### The task
Go through the material and write it all out exactly, minus the pictures.

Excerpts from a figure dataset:
*-*-*
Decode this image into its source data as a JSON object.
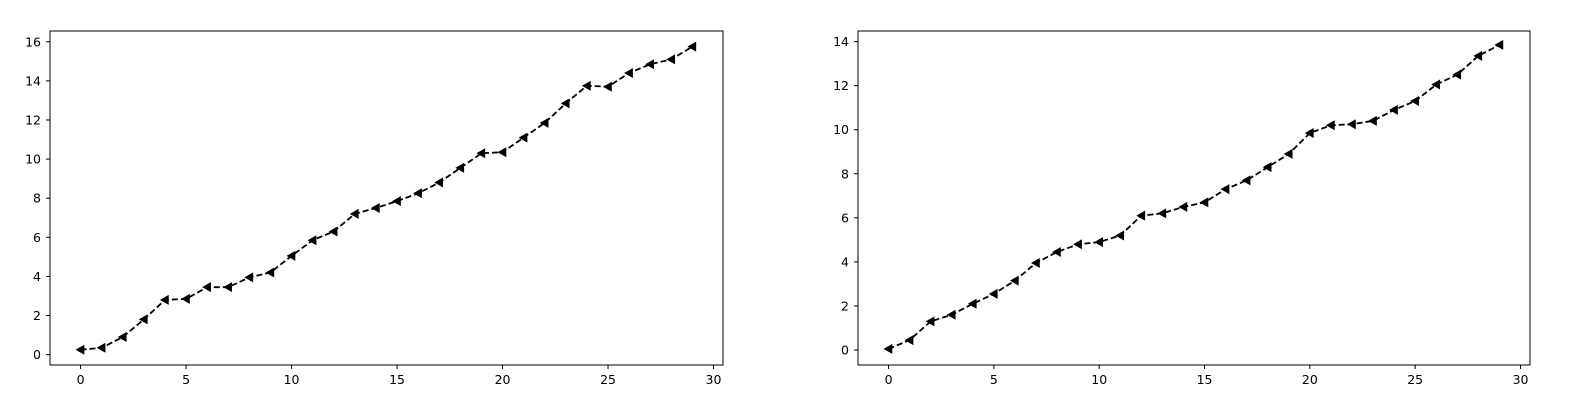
{
  "chart_data": [
    {
      "type": "line",
      "title": "",
      "xlabel": "",
      "ylabel": "",
      "xlim": [
        -1.45,
        30.45
      ],
      "ylim": [
        -0.53,
        16.55
      ],
      "xticks": [
        0,
        5,
        10,
        15,
        20,
        25,
        30
      ],
      "yticks": [
        0,
        2,
        4,
        6,
        8,
        10,
        12,
        14,
        16
      ],
      "grid": false,
      "line_style": "dashed",
      "marker": "triangle-left",
      "color": "#000000",
      "series": [
        {
          "x": [
            0,
            1,
            2,
            3,
            4,
            5,
            6,
            7,
            8,
            9,
            10,
            11,
            12,
            13,
            14,
            15,
            16,
            17,
            18,
            19,
            20,
            21,
            22,
            23,
            24,
            25,
            26,
            27,
            28,
            29
          ],
          "y": [
            0.25,
            0.35,
            0.9,
            1.8,
            2.8,
            2.85,
            3.45,
            3.45,
            3.95,
            4.2,
            5.05,
            5.85,
            6.3,
            7.2,
            7.5,
            7.85,
            8.25,
            8.8,
            9.55,
            10.3,
            10.35,
            11.1,
            11.85,
            12.85,
            13.75,
            13.7,
            14.4,
            14.85,
            15.1,
            15.75
          ]
        }
      ]
    },
    {
      "type": "line",
      "title": "",
      "xlabel": "",
      "ylabel": "",
      "xlim": [
        -1.45,
        30.45
      ],
      "ylim": [
        -0.68,
        14.48
      ],
      "xticks": [
        0,
        5,
        10,
        15,
        20,
        25,
        30
      ],
      "yticks": [
        0,
        2,
        4,
        6,
        8,
        10,
        12,
        14
      ],
      "grid": false,
      "line_style": "dashed",
      "marker": "triangle-left",
      "color": "#000000",
      "series": [
        {
          "x": [
            0,
            1,
            2,
            3,
            4,
            5,
            6,
            7,
            8,
            9,
            10,
            11,
            12,
            13,
            14,
            15,
            16,
            17,
            18,
            19,
            20,
            21,
            22,
            23,
            24,
            25,
            26,
            27,
            28,
            29
          ],
          "y": [
            0.05,
            0.45,
            1.3,
            1.6,
            2.1,
            2.55,
            3.15,
            3.95,
            4.45,
            4.8,
            4.9,
            5.2,
            6.1,
            6.2,
            6.5,
            6.7,
            7.3,
            7.7,
            8.3,
            8.9,
            9.85,
            10.2,
            10.25,
            10.4,
            10.9,
            11.3,
            12.05,
            12.5,
            13.35,
            13.85
          ]
        }
      ]
    }
  ]
}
*-*-*
### Expected output
Decode this image into its source data as a JSON object.
{
  "chart_data": [
    {
      "type": "line",
      "title": "",
      "xlabel": "",
      "ylabel": "",
      "xlim": [
        -1.45,
        30.45
      ],
      "ylim": [
        -0.53,
        16.55
      ],
      "xticks": [
        0,
        5,
        10,
        15,
        20,
        25,
        30
      ],
      "yticks": [
        0,
        2,
        4,
        6,
        8,
        10,
        12,
        14,
        16
      ],
      "grid": false,
      "line_style": "dashed",
      "marker": "triangle-left",
      "color": "#000000",
      "series": [
        {
          "x": [
            0,
            1,
            2,
            3,
            4,
            5,
            6,
            7,
            8,
            9,
            10,
            11,
            12,
            13,
            14,
            15,
            16,
            17,
            18,
            19,
            20,
            21,
            22,
            23,
            24,
            25,
            26,
            27,
            28,
            29
          ],
          "y": [
            0.25,
            0.35,
            0.9,
            1.8,
            2.8,
            2.85,
            3.45,
            3.45,
            3.95,
            4.2,
            5.05,
            5.85,
            6.3,
            7.2,
            7.5,
            7.85,
            8.25,
            8.8,
            9.55,
            10.3,
            10.35,
            11.1,
            11.85,
            12.85,
            13.75,
            13.7,
            14.4,
            14.85,
            15.1,
            15.75
          ]
        }
      ]
    },
    {
      "type": "line",
      "title": "",
      "xlabel": "",
      "ylabel": "",
      "xlim": [
        -1.45,
        30.45
      ],
      "ylim": [
        -0.68,
        14.48
      ],
      "xticks": [
        0,
        5,
        10,
        15,
        20,
        25,
        30
      ],
      "yticks": [
        0,
        2,
        4,
        6,
        8,
        10,
        12,
        14
      ],
      "grid": false,
      "line_style": "dashed",
      "marker": "triangle-left",
      "color": "#000000",
      "series": [
        {
          "x": [
            0,
            1,
            2,
            3,
            4,
            5,
            6,
            7,
            8,
            9,
            10,
            11,
            12,
            13,
            14,
            15,
            16,
            17,
            18,
            19,
            20,
            21,
            22,
            23,
            24,
            25,
            26,
            27,
            28,
            29
          ],
          "y": [
            0.05,
            0.45,
            1.3,
            1.6,
            2.1,
            2.55,
            3.15,
            3.95,
            4.45,
            4.8,
            4.9,
            5.2,
            6.1,
            6.2,
            6.5,
            6.7,
            7.3,
            7.7,
            8.3,
            8.9,
            9.85,
            10.2,
            10.25,
            10.4,
            10.9,
            11.3,
            12.05,
            12.5,
            13.35,
            13.85
          ]
        }
      ]
    }
  ]
}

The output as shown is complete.